- Task prompt -
From the entries below, say how many lines carry the word "text", and give nothing but the number.

- Data supplied -

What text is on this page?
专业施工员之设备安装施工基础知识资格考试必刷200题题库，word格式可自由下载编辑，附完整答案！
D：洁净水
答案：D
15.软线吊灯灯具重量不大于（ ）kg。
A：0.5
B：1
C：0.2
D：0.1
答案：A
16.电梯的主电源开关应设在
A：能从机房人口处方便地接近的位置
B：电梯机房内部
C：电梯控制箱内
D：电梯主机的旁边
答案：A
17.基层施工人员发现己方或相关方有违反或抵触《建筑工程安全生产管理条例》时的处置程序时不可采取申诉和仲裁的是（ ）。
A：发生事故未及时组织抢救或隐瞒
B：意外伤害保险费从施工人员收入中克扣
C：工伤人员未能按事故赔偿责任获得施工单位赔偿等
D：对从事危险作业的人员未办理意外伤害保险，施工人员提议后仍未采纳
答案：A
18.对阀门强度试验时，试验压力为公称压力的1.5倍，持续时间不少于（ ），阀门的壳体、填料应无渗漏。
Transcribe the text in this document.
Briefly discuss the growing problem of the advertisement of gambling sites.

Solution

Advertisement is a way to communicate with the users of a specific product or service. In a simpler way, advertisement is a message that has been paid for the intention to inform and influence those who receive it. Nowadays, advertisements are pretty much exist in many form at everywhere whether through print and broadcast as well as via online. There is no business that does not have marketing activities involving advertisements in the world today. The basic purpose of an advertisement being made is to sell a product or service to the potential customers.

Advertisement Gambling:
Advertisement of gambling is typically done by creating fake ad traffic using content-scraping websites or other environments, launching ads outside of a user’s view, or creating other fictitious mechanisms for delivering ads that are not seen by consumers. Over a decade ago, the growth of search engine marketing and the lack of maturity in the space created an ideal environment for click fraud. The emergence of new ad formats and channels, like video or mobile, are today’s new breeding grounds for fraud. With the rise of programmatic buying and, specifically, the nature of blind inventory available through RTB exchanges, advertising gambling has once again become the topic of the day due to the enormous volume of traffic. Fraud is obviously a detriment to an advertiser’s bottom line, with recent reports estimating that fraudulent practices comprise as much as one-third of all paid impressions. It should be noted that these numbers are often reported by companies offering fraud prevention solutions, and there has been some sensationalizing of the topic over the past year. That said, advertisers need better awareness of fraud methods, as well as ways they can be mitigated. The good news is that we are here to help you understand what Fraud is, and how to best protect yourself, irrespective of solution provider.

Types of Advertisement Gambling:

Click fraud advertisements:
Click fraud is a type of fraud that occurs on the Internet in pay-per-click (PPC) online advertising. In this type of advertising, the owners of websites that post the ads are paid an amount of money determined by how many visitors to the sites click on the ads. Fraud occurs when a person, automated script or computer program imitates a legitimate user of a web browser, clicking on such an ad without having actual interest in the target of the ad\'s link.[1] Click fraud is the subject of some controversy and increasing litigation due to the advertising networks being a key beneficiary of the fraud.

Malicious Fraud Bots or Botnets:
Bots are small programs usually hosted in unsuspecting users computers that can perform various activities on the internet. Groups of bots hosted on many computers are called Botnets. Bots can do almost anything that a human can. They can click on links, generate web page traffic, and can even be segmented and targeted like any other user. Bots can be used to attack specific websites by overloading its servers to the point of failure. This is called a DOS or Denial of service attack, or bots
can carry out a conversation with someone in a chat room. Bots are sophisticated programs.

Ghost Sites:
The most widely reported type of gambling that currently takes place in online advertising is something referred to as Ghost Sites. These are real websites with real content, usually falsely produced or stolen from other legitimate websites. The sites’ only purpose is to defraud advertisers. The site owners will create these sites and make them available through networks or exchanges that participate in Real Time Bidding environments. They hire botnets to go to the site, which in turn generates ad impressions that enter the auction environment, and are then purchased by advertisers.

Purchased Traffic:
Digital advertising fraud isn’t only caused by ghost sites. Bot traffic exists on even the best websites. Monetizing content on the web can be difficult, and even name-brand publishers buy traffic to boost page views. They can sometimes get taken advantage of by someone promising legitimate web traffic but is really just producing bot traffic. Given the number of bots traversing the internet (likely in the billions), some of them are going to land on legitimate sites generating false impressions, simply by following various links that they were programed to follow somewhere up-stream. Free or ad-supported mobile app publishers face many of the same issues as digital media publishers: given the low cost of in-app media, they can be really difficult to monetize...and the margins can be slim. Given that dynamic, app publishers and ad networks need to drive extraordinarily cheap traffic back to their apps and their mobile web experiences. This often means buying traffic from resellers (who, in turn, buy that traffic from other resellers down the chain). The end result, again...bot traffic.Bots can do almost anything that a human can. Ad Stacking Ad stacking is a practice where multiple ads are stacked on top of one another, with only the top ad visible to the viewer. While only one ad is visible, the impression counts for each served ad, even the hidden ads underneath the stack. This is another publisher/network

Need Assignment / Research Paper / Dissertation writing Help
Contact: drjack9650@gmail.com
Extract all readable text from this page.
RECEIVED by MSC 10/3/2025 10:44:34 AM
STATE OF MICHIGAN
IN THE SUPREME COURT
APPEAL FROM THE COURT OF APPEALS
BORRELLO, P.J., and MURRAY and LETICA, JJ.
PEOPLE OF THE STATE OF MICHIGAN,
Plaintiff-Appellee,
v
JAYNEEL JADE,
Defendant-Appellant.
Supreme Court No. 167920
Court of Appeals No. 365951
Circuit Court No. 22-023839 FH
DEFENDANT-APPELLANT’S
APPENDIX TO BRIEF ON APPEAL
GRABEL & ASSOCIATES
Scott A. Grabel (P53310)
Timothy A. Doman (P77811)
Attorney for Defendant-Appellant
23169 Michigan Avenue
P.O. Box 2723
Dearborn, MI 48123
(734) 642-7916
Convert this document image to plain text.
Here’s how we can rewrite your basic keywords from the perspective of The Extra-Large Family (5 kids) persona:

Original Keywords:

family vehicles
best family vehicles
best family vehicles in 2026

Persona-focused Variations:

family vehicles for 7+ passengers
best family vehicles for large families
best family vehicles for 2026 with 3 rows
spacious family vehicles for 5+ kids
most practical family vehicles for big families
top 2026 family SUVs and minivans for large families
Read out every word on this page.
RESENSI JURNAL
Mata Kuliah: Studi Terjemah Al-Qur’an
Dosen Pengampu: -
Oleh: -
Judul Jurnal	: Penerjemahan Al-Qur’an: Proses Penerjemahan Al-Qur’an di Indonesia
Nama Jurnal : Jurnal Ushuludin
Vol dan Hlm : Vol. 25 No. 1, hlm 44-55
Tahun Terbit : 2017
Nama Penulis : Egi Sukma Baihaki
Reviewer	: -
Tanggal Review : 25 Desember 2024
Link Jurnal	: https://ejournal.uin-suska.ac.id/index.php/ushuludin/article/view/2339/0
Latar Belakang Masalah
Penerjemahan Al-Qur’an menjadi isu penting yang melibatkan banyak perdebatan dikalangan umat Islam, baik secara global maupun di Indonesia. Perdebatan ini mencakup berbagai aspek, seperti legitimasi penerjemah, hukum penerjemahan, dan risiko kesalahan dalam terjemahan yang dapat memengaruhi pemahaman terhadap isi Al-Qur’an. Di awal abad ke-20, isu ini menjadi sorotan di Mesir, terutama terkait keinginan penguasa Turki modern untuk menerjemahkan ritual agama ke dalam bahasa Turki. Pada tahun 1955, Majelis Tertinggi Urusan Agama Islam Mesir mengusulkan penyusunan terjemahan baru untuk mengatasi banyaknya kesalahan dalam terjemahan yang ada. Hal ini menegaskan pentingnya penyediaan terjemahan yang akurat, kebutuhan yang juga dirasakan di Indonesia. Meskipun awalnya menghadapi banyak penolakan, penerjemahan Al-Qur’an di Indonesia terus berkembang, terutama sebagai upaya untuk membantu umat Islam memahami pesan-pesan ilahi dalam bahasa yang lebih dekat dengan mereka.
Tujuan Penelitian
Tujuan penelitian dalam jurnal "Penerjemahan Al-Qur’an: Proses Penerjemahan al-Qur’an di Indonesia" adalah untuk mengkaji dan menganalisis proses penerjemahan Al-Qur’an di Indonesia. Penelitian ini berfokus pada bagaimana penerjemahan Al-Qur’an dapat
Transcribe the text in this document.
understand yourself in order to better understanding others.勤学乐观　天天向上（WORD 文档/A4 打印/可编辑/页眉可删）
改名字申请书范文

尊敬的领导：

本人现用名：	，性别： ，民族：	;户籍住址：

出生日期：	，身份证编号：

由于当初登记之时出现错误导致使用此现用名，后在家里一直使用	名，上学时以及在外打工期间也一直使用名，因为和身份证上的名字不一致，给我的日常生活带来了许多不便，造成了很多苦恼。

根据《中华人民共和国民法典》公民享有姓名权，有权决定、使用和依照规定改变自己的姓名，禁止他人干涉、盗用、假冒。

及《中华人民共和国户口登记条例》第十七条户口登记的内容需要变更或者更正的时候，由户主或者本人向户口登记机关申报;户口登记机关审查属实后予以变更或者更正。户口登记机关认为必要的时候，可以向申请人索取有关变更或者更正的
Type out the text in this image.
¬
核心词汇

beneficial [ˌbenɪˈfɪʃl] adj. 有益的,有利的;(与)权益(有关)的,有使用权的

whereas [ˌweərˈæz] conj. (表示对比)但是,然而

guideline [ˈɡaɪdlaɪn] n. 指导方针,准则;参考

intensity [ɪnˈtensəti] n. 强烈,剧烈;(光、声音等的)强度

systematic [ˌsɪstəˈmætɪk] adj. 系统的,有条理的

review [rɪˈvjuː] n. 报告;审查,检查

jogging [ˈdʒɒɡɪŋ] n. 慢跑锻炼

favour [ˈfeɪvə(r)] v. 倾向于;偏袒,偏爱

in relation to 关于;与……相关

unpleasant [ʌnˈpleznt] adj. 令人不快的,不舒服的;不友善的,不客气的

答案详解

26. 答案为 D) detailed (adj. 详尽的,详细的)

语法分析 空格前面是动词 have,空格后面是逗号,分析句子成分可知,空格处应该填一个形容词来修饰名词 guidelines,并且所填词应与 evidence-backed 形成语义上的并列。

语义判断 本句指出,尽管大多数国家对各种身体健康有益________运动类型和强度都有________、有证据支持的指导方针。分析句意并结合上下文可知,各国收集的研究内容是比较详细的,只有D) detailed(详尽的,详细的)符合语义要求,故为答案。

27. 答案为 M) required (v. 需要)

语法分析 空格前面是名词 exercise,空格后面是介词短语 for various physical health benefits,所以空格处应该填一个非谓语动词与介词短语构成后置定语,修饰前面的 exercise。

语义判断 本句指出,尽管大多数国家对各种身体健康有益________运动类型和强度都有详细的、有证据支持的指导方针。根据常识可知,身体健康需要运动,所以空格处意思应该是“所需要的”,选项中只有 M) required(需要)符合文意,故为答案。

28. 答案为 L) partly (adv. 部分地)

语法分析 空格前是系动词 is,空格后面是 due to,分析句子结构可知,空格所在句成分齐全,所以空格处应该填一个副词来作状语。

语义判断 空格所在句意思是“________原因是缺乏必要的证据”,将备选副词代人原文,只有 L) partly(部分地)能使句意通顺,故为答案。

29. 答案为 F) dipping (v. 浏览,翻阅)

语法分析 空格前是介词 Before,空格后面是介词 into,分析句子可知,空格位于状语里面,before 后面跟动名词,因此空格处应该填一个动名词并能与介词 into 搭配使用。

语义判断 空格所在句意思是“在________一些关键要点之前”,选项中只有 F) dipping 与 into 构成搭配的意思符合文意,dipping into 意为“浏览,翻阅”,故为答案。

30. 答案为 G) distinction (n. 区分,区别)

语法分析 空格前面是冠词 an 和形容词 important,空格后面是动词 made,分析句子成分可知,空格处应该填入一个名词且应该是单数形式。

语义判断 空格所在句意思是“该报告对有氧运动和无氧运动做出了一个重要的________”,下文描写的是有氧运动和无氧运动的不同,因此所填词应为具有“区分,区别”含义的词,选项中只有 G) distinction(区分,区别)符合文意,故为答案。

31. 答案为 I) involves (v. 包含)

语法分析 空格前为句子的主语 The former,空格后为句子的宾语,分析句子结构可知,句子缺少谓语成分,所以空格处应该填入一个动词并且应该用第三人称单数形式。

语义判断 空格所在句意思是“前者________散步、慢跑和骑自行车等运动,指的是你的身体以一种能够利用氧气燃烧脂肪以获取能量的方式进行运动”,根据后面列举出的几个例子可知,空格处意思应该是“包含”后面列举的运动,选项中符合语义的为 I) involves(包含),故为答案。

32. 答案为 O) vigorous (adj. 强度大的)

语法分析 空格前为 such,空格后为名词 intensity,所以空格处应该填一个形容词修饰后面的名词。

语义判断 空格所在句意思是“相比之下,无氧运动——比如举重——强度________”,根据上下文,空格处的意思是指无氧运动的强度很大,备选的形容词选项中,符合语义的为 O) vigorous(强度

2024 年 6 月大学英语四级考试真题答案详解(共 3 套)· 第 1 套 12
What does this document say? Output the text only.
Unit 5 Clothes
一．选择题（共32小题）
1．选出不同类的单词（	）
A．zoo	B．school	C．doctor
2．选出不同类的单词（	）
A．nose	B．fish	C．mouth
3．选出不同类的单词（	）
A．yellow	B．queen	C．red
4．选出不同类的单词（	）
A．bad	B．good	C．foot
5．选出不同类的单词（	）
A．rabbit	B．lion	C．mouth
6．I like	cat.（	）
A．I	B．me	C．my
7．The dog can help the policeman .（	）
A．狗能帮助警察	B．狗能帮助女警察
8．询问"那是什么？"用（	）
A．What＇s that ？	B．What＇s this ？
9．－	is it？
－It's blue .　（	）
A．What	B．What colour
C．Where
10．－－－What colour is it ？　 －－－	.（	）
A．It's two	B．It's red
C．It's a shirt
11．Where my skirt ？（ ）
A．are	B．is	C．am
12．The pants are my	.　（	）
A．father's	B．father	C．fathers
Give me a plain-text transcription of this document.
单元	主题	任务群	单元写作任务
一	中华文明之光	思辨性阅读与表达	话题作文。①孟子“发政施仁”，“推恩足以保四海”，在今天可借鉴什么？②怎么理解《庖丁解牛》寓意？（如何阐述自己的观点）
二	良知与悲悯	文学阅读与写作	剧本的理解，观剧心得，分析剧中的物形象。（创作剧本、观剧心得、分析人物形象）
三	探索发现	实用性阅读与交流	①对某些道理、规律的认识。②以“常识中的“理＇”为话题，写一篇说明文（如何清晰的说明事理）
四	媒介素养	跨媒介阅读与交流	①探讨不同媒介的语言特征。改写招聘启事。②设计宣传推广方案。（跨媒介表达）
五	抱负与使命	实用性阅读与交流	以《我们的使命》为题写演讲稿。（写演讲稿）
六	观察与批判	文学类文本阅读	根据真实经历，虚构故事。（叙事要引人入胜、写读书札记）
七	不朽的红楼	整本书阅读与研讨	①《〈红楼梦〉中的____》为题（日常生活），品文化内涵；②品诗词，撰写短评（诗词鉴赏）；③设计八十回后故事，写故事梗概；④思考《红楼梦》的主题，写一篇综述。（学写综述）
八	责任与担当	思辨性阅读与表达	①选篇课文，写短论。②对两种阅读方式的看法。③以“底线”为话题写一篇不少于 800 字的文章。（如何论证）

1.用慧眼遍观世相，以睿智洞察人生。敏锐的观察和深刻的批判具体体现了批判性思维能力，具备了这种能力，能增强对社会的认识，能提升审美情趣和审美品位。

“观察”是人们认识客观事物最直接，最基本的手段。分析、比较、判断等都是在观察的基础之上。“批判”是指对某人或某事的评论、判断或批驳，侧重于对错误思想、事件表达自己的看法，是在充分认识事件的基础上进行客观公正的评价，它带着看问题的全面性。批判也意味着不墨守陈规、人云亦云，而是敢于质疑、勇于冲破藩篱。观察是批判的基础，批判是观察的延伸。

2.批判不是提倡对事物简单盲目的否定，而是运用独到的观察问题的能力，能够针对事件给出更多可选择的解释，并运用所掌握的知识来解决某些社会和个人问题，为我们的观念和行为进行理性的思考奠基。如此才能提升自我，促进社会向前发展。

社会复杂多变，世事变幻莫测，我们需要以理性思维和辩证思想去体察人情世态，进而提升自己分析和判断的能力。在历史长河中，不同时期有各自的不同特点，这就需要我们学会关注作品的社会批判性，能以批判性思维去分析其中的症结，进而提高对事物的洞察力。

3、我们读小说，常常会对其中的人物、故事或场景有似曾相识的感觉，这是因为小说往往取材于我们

- Exercise solution -
8